- _AIM OF THE EXERCISE_
Take down each entry exactly as written.
──────
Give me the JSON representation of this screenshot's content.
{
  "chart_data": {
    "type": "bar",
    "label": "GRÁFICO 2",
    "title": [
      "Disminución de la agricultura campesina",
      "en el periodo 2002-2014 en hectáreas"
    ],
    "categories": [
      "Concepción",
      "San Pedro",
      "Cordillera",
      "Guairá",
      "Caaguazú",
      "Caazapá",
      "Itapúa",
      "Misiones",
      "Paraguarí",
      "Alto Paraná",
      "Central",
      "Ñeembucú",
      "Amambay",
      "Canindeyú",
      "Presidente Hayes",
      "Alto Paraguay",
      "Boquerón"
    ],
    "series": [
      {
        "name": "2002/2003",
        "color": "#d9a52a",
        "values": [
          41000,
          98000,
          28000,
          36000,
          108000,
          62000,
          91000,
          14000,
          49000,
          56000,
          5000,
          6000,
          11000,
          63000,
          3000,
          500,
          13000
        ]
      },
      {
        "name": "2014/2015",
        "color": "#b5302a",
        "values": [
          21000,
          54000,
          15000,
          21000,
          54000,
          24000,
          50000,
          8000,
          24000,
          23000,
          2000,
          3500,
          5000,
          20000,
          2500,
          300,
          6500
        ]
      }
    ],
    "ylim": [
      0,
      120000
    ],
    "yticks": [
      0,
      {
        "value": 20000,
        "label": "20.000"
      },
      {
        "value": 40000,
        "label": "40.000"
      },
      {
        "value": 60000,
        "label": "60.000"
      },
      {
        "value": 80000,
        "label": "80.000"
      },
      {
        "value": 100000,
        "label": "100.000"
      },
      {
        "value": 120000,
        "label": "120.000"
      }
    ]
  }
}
──────
- _EXERCISE ANSWER_
Give me the JSON representation of this screenshot's content.
{
  "chart_data": {
    "type": "bar",
    "label": "GRÁFICO 2",
    "title": [
      "Disminución de la agricultura campesina",
      "en el periodo 2002-2014 en hectáreas"
    ],
    "categories": [
      "Concepción",
      "San Pedro",
      "Cordillera",
      "Guairá",
      "Caaguazú",
      "Caazapá",
      "Itapúa",
      "Misiones",
      "Paraguarí",
      "Alto Paraná",
      "Central",
      "Ñeembucú",
      "Amambay",
      "Canindeyú",
      "Presidente Hayes",
      "Alto Paraguay",
      "Boquerón"
    ],
    "series": [
      {
        "name": "2002/2003",
        "color": "#d9a52a",
        "values": [
          41000,
          98000,
          28000,
          36000,
          108000,
          62000,
          91000,
          14000,
          49000,
          56000,
          5000,
          6000,
          11000,
          63000,
          3000,
          500,
          13000
        ]
      },
      {
        "name": "2014/2015",
        "color": "#b5302a",
        "values": [
          21000,
          54000,
          15000,
          21000,
          54000,
          24000,
          50000,
          8000,
          24000,
          23000,
          2000,
          3500,
          5000,
          20000,
          2500,
          300,
          6500
        ]
      }
    ],
    "ylim": [
      0,
      120000
    ],
    "yticks": [
      0,
      {
        "value": 20000,
        "label": "20.000"
      },
      {
        "value": 40000,
        "label": "40.000"
      },
      {
        "value": 60000,
        "label": "60.000"
      },
      {
        "value": 80000,
        "label": "80.000"
      },
      {
        "value": 100000,
        "label": "100.000"
      },
      {
        "value": 120000,
        "label": "120.000"
      }
    ]
  }
}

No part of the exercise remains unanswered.